Exercise: Without including any pictures, write out all the entries exactly.

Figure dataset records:
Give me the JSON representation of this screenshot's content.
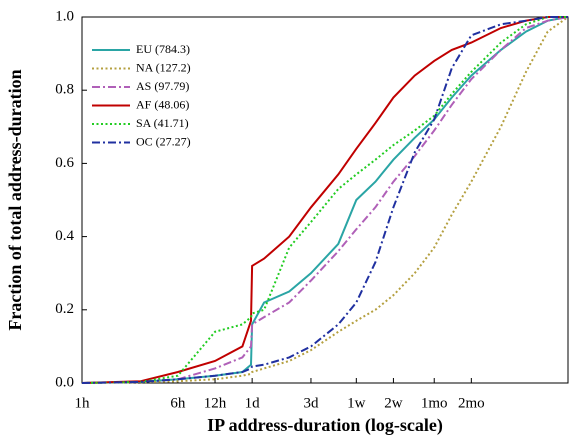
{
  "chart_data": {
    "type": "line",
    "x_label": "IP address-duration (log-scale)",
    "y_label": "Fraction of total address-duration",
    "xscale": "log",
    "xlim": [
      1,
      8760
    ],
    "ylim": [
      0,
      1
    ],
    "xticks": [
      {
        "value": 1,
        "label": "1h"
      },
      {
        "value": 6,
        "label": "6h"
      },
      {
        "value": 12,
        "label": "12h"
      },
      {
        "value": 24,
        "label": "1d"
      },
      {
        "value": 72,
        "label": "3d"
      },
      {
        "value": 168,
        "label": "1w"
      },
      {
        "value": 336,
        "label": "2w"
      },
      {
        "value": 720,
        "label": "1mo"
      },
      {
        "value": 1440,
        "label": "2mo"
      }
    ],
    "yticks": [
      {
        "value": 0,
        "label": "0.0"
      },
      0.2,
      0.4,
      0.6,
      0.8,
      {
        "value": 1,
        "label": "1.0"
      }
    ],
    "legend": "upper left",
    "x": [
      1,
      3,
      6,
      12,
      20,
      23.5,
      24,
      30,
      48,
      72,
      120,
      168,
      240,
      336,
      500,
      720,
      1000,
      1440,
      2500,
      4000,
      6000,
      8760
    ],
    "series": [
      {
        "name": "EU (784.3)",
        "color": "#2aa5a5",
        "style": "solid",
        "values": [
          0,
          0.003,
          0.01,
          0.02,
          0.03,
          0.05,
          0.16,
          0.22,
          0.25,
          0.3,
          0.38,
          0.5,
          0.55,
          0.61,
          0.67,
          0.72,
          0.78,
          0.84,
          0.91,
          0.96,
          0.99,
          1.0
        ]
      },
      {
        "name": "NA (127.2)",
        "color": "#b5a040",
        "style": "dotted",
        "values": [
          0,
          0.002,
          0.005,
          0.01,
          0.02,
          0.025,
          0.03,
          0.04,
          0.06,
          0.09,
          0.14,
          0.17,
          0.2,
          0.24,
          0.3,
          0.37,
          0.46,
          0.55,
          0.7,
          0.85,
          0.96,
          1.0
        ]
      },
      {
        "name": "AS (97.79)",
        "color": "#b060b8",
        "style": "dashdot",
        "values": [
          0,
          0.003,
          0.01,
          0.04,
          0.07,
          0.1,
          0.16,
          0.18,
          0.22,
          0.28,
          0.36,
          0.42,
          0.48,
          0.55,
          0.62,
          0.69,
          0.76,
          0.83,
          0.91,
          0.97,
          0.99,
          1.0
        ]
      },
      {
        "name": "AF (48.06)",
        "color": "#c00000",
        "style": "solid",
        "values": [
          0,
          0.005,
          0.03,
          0.06,
          0.1,
          0.17,
          0.32,
          0.34,
          0.4,
          0.48,
          0.57,
          0.64,
          0.71,
          0.78,
          0.84,
          0.88,
          0.91,
          0.93,
          0.97,
          0.99,
          1.0,
          1.0
        ]
      },
      {
        "name": "SA (41.71)",
        "color": "#22cc22",
        "style": "dotted",
        "values": [
          0,
          0.003,
          0.02,
          0.14,
          0.16,
          0.18,
          0.19,
          0.2,
          0.37,
          0.44,
          0.53,
          0.57,
          0.61,
          0.65,
          0.69,
          0.73,
          0.79,
          0.85,
          0.93,
          0.98,
          1.0,
          1.0
        ]
      },
      {
        "name": "OC (27.27)",
        "color": "#2030a0",
        "style": "dashdot",
        "values": [
          0,
          0.003,
          0.01,
          0.02,
          0.03,
          0.04,
          0.045,
          0.05,
          0.07,
          0.1,
          0.16,
          0.22,
          0.33,
          0.48,
          0.63,
          0.72,
          0.86,
          0.95,
          0.98,
          0.99,
          1.0,
          1.0
        ]
      }
    ]
  }
}
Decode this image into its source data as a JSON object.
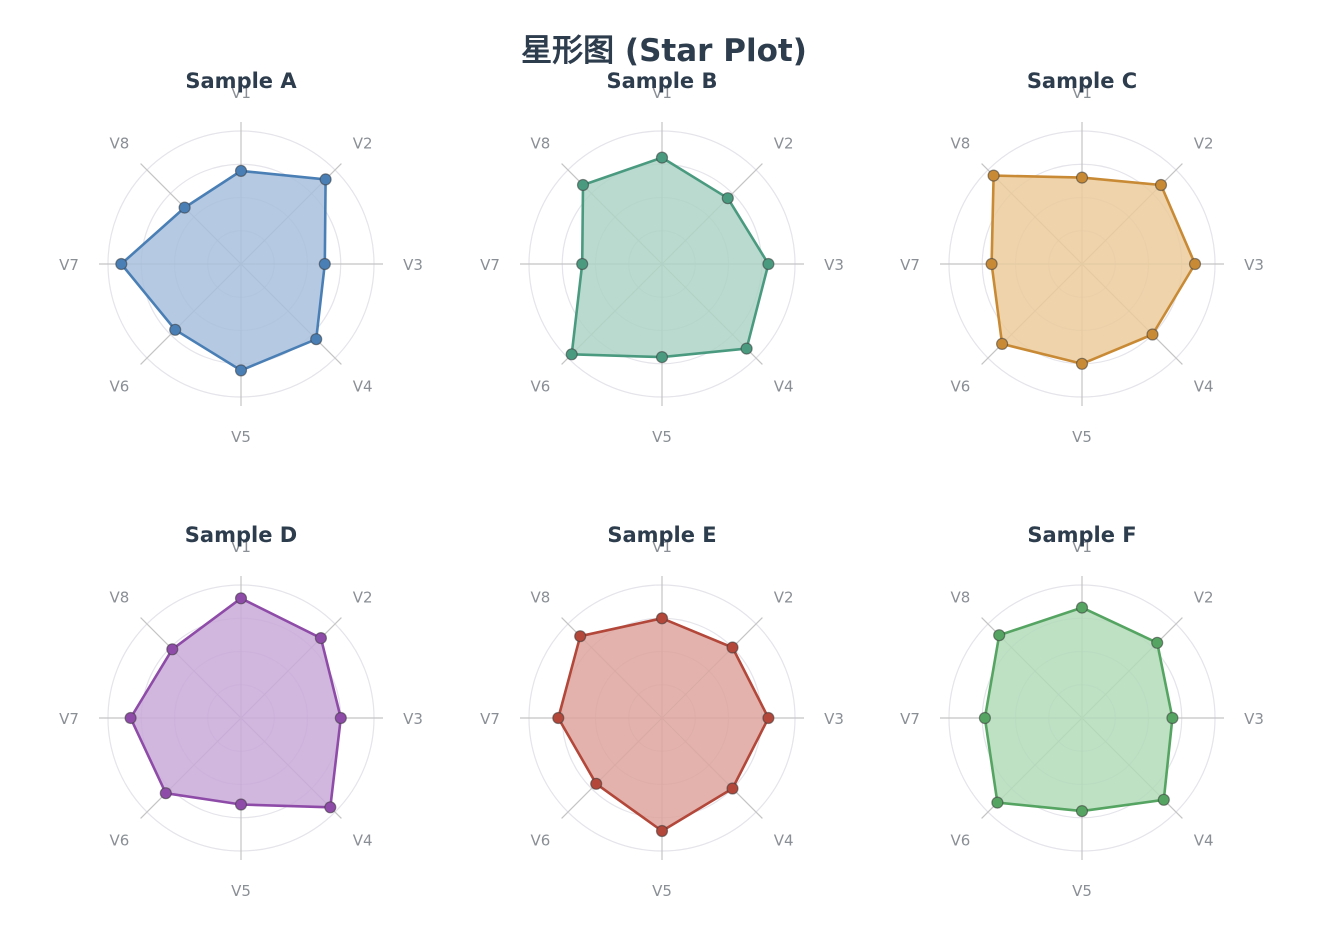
{
  "chart_data": {
    "type": "radar",
    "title": "星形图 (Star Plot)",
    "axes": [
      "V1",
      "V2",
      "V3",
      "V4",
      "V5",
      "V6",
      "V7",
      "V8"
    ],
    "rmax": 10,
    "rings": [
      2.5,
      5,
      7.5,
      10
    ],
    "grid": true,
    "legend": "none",
    "panels": [
      {
        "name": "Sample A",
        "values": [
          7.0,
          9.0,
          6.3,
          8.0,
          8.0,
          7.0,
          9.0,
          6.0
        ],
        "color": "#4a7fb5",
        "fill": "#a8c0dd"
      },
      {
        "name": "Sample B",
        "values": [
          8.0,
          7.0,
          8.0,
          9.0,
          7.0,
          9.6,
          6.0,
          8.4
        ],
        "color": "#4a9a80",
        "fill": "#aed3c7"
      },
      {
        "name": "Sample C",
        "values": [
          6.5,
          8.4,
          8.5,
          7.5,
          7.5,
          8.5,
          6.8,
          9.4
        ],
        "color": "#c98a35",
        "fill": "#ebcb9c"
      },
      {
        "name": "Sample D",
        "values": [
          9.0,
          8.5,
          7.5,
          9.5,
          6.5,
          8.0,
          8.3,
          7.3
        ],
        "color": "#8e4ca8",
        "fill": "#c9aad8"
      },
      {
        "name": "Sample E",
        "values": [
          7.5,
          7.5,
          8.0,
          7.5,
          8.5,
          7.0,
          7.8,
          8.7
        ],
        "color": "#b2473a",
        "fill": "#dea59e"
      },
      {
        "name": "Sample F",
        "values": [
          8.3,
          8.0,
          6.8,
          8.7,
          7.0,
          9.0,
          7.3,
          8.8
        ],
        "color": "#55a462",
        "fill": "#b3dbb9"
      }
    ]
  }
}
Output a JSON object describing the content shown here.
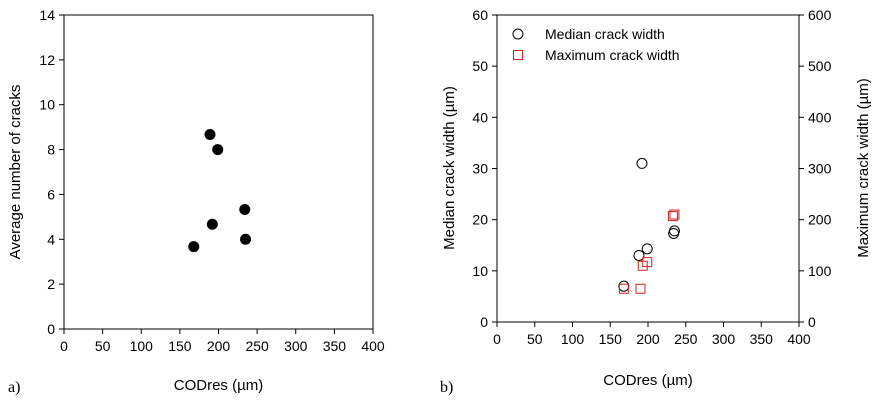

The output:
Give me the JSON representation of this screenshot's content.
{
  "chart_data": {
    "type": "line",
    "x_label": "IP address-duration (log-scale)",
    "y_label": "Fraction of total address-duration",
    "xscale": "log",
    "xlim": [
      1,
      8760
    ],
    "ylim": [
      0,
      1
    ],
    "xticks": [
      {
        "value": 1,
        "label": "1h"
      },
      {
        "value": 6,
        "label": "6h"
      },
      {
        "value": 12,
        "label": "12h"
      },
      {
        "value": 24,
        "label": "1d"
      },
      {
        "value": 72,
        "label": "3d"
      },
      {
        "value": 168,
        "label": "1w"
      },
      {
        "value": 336,
        "label": "2w"
      },
      {
        "value": 720,
        "label": "1mo"
      },
      {
        "value": 1440,
        "label": "2mo"
      }
    ],
    "yticks": [
      {
        "value": 0,
        "label": "0.0"
      },
      0.2,
      0.4,
      0.6,
      0.8,
      {
        "value": 1,
        "label": "1.0"
      }
    ],
    "legend": "upper left",
    "x": [
      1,
      3,
      6,
      12,
      20,
      23.5,
      24,
      30,
      48,
      72,
      120,
      168,
      240,
      336,
      500,
      720,
      1000,
      1440,
      2500,
      4000,
      6000,
      8760
    ],
    "series": [
      {
        "name": "EU (784.3)",
        "color": "#2aa5a5",
        "style": "solid",
        "values": [
          0,
          0.003,
          0.01,
          0.02,
          0.03,
          0.05,
          0.16,
          0.22,
          0.25,
          0.3,
          0.38,
          0.5,
          0.55,
          0.61,
          0.67,
          0.72,
          0.78,
          0.84,
          0.91,
          0.96,
          0.99,
          1.0
        ]
      },
      {
        "name": "NA (127.2)",
        "color": "#b5a040",
        "style": "dotted",
        "values": [
          0,
          0.002,
          0.005,
          0.01,
          0.02,
          0.025,
          0.03,
          0.04,
          0.06,
          0.09,
          0.14,
          0.17,
          0.2,
          0.24,
          0.3,
          0.37,
          0.46,
          0.55,
          0.7,
          0.85,
          0.96,
          1.0
        ]
      },
      {
        "name": "AS (97.79)",
        "color": "#b060b8",
        "style": "dashdot",
        "values": [
          0,
          0.003,
          0.01,
          0.04,
          0.07,
          0.1,
          0.16,
          0.18,
          0.22,
          0.28,
          0.36,
          0.42,
          0.48,
          0.55,
          0.62,
          0.69,
          0.76,
          0.83,
          0.91,
          0.97,
          0.99,
          1.0
        ]
      },
      {
        "name": "AF (48.06)",
        "color": "#c00000",
        "style": "solid",
        "values": [
          0,
          0.005,
          0.03,
          0.06,
          0.1,
          0.17,
          0.32,
          0.34,
          0.4,
          0.48,
          0.57,
          0.64,
          0.71,
          0.78,
          0.84,
          0.88,
          0.91,
          0.93,
          0.97,
          0.99,
          1.0,
          1.0
        ]
      },
      {
        "name": "SA (41.71)",
        "color": "#22cc22",
        "style": "dotted",
        "values": [
          0,
          0.003,
          0.02,
          0.14,
          0.16,
          0.18,
          0.19,
          0.2,
          0.37,
          0.44,
          0.53,
          0.57,
          0.61,
          0.65,
          0.69,
          0.73,
          0.79,
          0.85,
          0.93,
          0.98,
          1.0,
          1.0
        ]
      },
      {
        "name": "OC (27.27)",
        "color": "#2030a0",
        "style": "dashdot",
        "values": [
          0,
          0.003,
          0.01,
          0.02,
          0.03,
          0.04,
          0.045,
          0.05,
          0.07,
          0.1,
          0.16,
          0.22,
          0.33,
          0.48,
          0.63,
          0.72,
          0.86,
          0.95,
          0.98,
          0.99,
          1.0,
          1.0
        ]
      }
    ]
  }
}
Decode this image into its source data as a JSON object.
{
  "chart_data": {
    "type": "radar",
    "title": "星形图 (Star Plot)",
    "axes": [
      "V1",
      "V2",
      "V3",
      "V4",
      "V5",
      "V6",
      "V7",
      "V8"
    ],
    "rmax": 10,
    "rings": [
      2.5,
      5,
      7.5,
      10
    ],
    "grid": true,
    "legend": "none",
    "panels": [
      {
        "name": "Sample A",
        "values": [
          7.0,
          9.0,
          6.3,
          8.0,
          8.0,
          7.0,
          9.0,
          6.0
        ],
        "color": "#4a7fb5",
        "fill": "#a8c0dd"
      },
      {
        "name": "Sample B",
        "values": [
          8.0,
          7.0,
          8.0,
          9.0,
          7.0,
          9.6,
          6.0,
          8.4
        ],
        "color": "#4a9a80",
        "fill": "#aed3c7"
      },
      {
        "name": "Sample C",
        "values": [
          6.5,
          8.4,
          8.5,
          7.5,
          7.5,
          8.5,
          6.8,
          9.4
        ],
        "color": "#c98a35",
        "fill": "#ebcb9c"
      },
      {
        "name": "Sample D",
        "values": [
          9.0,
          8.5,
          7.5,
          9.5,
          6.5,
          8.0,
          8.3,
          7.3
        ],
        "color": "#8e4ca8",
        "fill": "#c9aad8"
      },
      {
        "name": "Sample E",
        "values": [
          7.5,
          7.5,
          8.0,
          7.5,
          8.5,
          7.0,
          7.8,
          8.7
        ],
        "color": "#b2473a",
        "fill": "#dea59e"
      },
      {
        "name": "Sample F",
        "values": [
          8.3,
          8.0,
          6.8,
          8.7,
          7.0,
          9.0,
          7.3,
          8.8
        ],
        "color": "#55a462",
        "fill": "#b3dbb9"
      }
    ]
  }
}
Output a JSON object describing the content shown here.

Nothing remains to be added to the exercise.